Copy out each line containing "Daar" from the entries below.

(Dataset records on visual material)

⁂

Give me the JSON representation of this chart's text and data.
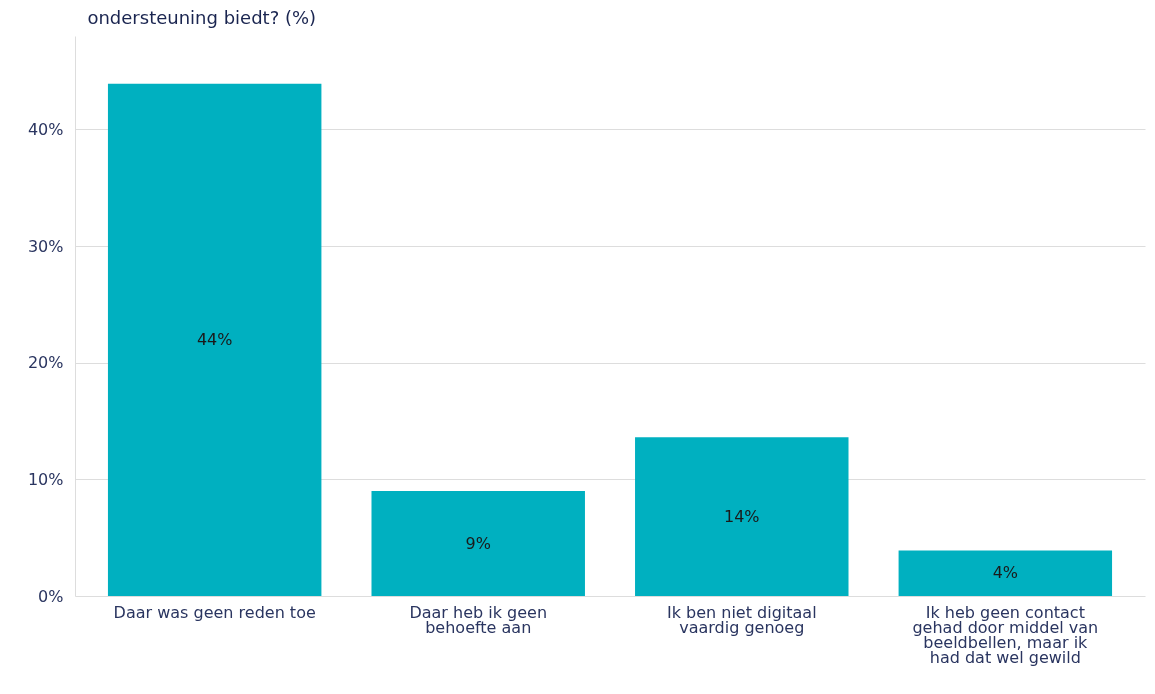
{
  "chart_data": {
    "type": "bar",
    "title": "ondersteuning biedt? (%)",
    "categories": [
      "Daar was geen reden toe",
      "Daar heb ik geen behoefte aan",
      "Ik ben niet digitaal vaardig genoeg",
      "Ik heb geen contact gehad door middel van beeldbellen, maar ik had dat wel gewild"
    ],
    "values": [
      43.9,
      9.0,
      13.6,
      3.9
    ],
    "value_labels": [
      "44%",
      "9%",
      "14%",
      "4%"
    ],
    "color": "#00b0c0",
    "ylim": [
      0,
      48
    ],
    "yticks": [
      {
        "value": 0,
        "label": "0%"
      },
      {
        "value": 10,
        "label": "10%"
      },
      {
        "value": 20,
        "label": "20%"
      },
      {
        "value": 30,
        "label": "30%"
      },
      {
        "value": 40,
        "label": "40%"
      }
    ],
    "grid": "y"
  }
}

⁂

In response ::
      "Daar was geen reden toe",
      "Daar heb ik geen behoefte aan",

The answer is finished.